### SHORT TASK:
Write out every record in full, exactly as written, please.

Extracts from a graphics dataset
▼
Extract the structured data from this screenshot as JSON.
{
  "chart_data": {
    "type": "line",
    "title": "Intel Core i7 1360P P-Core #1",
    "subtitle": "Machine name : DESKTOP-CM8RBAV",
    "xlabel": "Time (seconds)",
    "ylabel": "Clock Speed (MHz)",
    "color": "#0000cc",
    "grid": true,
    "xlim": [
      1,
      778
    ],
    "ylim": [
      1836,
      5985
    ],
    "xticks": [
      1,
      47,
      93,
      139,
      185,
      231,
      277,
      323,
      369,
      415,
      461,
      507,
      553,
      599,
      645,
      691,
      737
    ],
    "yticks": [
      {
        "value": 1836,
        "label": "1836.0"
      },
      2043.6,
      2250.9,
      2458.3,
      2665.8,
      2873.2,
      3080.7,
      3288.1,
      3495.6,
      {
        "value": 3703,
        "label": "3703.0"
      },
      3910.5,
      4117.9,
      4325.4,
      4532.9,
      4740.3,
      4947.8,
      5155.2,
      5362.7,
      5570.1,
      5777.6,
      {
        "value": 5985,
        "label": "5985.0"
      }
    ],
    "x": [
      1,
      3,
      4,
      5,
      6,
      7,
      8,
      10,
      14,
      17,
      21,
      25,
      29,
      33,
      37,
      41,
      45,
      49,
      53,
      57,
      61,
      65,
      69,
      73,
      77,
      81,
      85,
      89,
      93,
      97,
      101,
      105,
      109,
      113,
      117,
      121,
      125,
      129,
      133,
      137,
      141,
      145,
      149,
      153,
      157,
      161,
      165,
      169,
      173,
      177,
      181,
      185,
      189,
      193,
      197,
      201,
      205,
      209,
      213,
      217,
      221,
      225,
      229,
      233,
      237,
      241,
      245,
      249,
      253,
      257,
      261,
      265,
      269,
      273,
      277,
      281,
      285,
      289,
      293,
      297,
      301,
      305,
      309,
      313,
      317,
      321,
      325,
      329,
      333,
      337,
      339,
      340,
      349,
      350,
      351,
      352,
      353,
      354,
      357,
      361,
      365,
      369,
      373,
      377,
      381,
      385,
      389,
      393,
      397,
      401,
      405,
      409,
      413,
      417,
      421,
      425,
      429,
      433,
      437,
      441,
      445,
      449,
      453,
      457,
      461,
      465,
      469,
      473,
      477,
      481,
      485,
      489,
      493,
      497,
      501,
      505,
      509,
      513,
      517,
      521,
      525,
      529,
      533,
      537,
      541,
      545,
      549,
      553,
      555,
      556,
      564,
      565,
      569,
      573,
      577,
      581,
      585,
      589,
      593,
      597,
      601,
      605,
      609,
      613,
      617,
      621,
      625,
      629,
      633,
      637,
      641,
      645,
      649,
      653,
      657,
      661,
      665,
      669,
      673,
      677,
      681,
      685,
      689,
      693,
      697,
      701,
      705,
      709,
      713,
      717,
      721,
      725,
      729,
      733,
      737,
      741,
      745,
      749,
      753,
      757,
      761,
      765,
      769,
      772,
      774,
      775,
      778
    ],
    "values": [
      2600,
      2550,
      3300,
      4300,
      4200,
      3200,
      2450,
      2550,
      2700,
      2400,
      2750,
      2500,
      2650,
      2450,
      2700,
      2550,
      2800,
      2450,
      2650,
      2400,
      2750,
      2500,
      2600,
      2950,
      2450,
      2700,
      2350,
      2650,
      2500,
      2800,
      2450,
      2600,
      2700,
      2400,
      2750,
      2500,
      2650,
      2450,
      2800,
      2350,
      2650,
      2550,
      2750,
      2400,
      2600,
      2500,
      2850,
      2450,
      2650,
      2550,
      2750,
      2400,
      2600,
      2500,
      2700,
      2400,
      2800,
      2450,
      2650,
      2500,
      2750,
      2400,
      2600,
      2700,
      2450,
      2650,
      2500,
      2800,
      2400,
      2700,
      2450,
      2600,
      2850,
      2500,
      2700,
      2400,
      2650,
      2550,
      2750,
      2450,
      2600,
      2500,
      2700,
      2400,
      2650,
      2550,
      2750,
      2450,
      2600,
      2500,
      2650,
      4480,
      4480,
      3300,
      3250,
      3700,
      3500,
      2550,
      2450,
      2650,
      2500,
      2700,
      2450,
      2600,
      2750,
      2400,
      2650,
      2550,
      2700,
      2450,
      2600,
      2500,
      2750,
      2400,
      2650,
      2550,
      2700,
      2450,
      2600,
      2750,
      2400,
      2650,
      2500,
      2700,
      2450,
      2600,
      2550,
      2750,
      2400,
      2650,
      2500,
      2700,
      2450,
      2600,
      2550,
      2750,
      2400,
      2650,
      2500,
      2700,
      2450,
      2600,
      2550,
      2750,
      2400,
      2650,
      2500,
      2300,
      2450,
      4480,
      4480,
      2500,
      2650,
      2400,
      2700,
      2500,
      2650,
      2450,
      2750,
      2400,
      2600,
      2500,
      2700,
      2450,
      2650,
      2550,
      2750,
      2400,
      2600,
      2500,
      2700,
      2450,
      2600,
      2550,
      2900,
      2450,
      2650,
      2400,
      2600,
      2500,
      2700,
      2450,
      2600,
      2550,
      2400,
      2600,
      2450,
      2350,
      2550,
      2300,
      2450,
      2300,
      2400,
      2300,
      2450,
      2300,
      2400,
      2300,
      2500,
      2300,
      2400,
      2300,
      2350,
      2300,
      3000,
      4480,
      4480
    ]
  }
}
▲
### RESPONSE BELOW:
Extract the structured data from this screenshot as JSON.
{
  "chart_data": {
    "type": "line",
    "title": "Intel Core i7 1360P P-Core #1",
    "subtitle": "Machine name : DESKTOP-CM8RBAV",
    "xlabel": "Time (seconds)",
    "ylabel": "Clock Speed (MHz)",
    "color": "#0000cc",
    "grid": true,
    "xlim": [
      1,
      778
    ],
    "ylim": [
      1836,
      5985
    ],
    "xticks": [
      1,
      47,
      93,
      139,
      185,
      231,
      277,
      323,
      369,
      415,
      461,
      507,
      553,
      599,
      645,
      691,
      737
    ],
    "yticks": [
      {
        "value": 1836,
        "label": "1836.0"
      },
      2043.6,
      2250.9,
      2458.3,
      2665.8,
      2873.2,
      3080.7,
      3288.1,
      3495.6,
      {
        "value": 3703,
        "label": "3703.0"
      },
      3910.5,
      4117.9,
      4325.4,
      4532.9,
      4740.3,
      4947.8,
      5155.2,
      5362.7,
      5570.1,
      5777.6,
      {
        "value": 5985,
        "label": "5985.0"
      }
    ],
    "x": [
      1,
      3,
      4,
      5,
      6,
      7,
      8,
      10,
      14,
      17,
      21,
      25,
      29,
      33,
      37,
      41,
      45,
      49,
      53,
      57,
      61,
      65,
      69,
      73,
      77,
      81,
      85,
      89,
      93,
      97,
      101,
      105,
      109,
      113,
      117,
      121,
      125,
      129,
      133,
      137,
      141,
      145,
      149,
      153,
      157,
      161,
      165,
      169,
      173,
      177,
      181,
      185,
      189,
      193,
      197,
      201,
      205,
      209,
      213,
      217,
      221,
      225,
      229,
      233,
      237,
      241,
      245,
      249,
      253,
      257,
      261,
      265,
      269,
      273,
      277,
      281,
      285,
      289,
      293,
      297,
      301,
      305,
      309,
      313,
      317,
      321,
      325,
      329,
      333,
      337,
      339,
      340,
      349,
      350,
      351,
      352,
      353,
      354,
      357,
      361,
      365,
      369,
      373,
      377,
      381,
      385,
      389,
      393,
      397,
      401,
      405,
      409,
      413,
      417,
      421,
      425,
      429,
      433,
      437,
      441,
      445,
      449,
      453,
      457,
      461,
      465,
      469,
      473,
      477,
      481,
      485,
      489,
      493,
      497,
      501,
      505,
      509,
      513,
      517,
      521,
      525,
      529,
      533,
      537,
      541,
      545,
      549,
      553,
      555,
      556,
      564,
      565,
      569,
      573,
      577,
      581,
      585,
      589,
      593,
      597,
      601,
      605,
      609,
      613,
      617,
      621,
      625,
      629,
      633,
      637,
      641,
      645,
      649,
      653,
      657,
      661,
      665,
      669,
      673,
      677,
      681,
      685,
      689,
      693,
      697,
      701,
      705,
      709,
      713,
      717,
      721,
      725,
      729,
      733,
      737,
      741,
      745,
      749,
      753,
      757,
      761,
      765,
      769,
      772,
      774,
      775,
      778
    ],
    "values": [
      2600,
      2550,
      3300,
      4300,
      4200,
      3200,
      2450,
      2550,
      2700,
      2400,
      2750,
      2500,
      2650,
      2450,
      2700,
      2550,
      2800,
      2450,
      2650,
      2400,
      2750,
      2500,
      2600,
      2950,
      2450,
      2700,
      2350,
      2650,
      2500,
      2800,
      2450,
      2600,
      2700,
      2400,
      2750,
      2500,
      2650,
      2450,
      2800,
      2350,
      2650,
      2550,
      2750,
      2400,
      2600,
      2500,
      2850,
      2450,
      2650,
      2550,
      2750,
      2400,
      2600,
      2500,
      2700,
      2400,
      2800,
      2450,
      2650,
      2500,
      2750,
      2400,
      2600,
      2700,
      2450,
      2650,
      2500,
      2800,
      2400,
      2700,
      2450,
      2600,
      2850,
      2500,
      2700,
      2400,
      2650,
      2550,
      2750,
      2450,
      2600,
      2500,
      2700,
      2400,
      2650,
      2550,
      2750,
      2450,
      2600,
      2500,
      2650,
      4480,
      4480,
      3300,
      3250,
      3700,
      3500,
      2550,
      2450,
      2650,
      2500,
      2700,
      2450,
      2600,
      2750,
      2400,
      2650,
      2550,
      2700,
      2450,
      2600,
      2500,
      2750,
      2400,
      2650,
      2550,
      2700,
      2450,
      2600,
      2750,
      2400,
      2650,
      2500,
      2700,
      2450,
      2600,
      2550,
      2750,
      2400,
      2650,
      2500,
      2700,
      2450,
      2600,
      2550,
      2750,
      2400,
      2650,
      2500,
      2700,
      2450,
      2600,
      2550,
      2750,
      2400,
      2650,
      2500,
      2300,
      2450,
      4480,
      4480,
      2500,
      2650,
      2400,
      2700,
      2500,
      2650,
      2450,
      2750,
      2400,
      2600,
      2500,
      2700,
      2450,
      2650,
      2550,
      2750,
      2400,
      2600,
      2500,
      2700,
      2450,
      2600,
      2550,
      2900,
      2450,
      2650,
      2400,
      2600,
      2500,
      2700,
      2450,
      2600,
      2550,
      2400,
      2600,
      2450,
      2350,
      2550,
      2300,
      2450,
      2300,
      2400,
      2300,
      2450,
      2300,
      2400,
      2300,
      2500,
      2300,
      2400,
      2300,
      2350,
      2300,
      3000,
      4480,
      4480
    ]
  }
}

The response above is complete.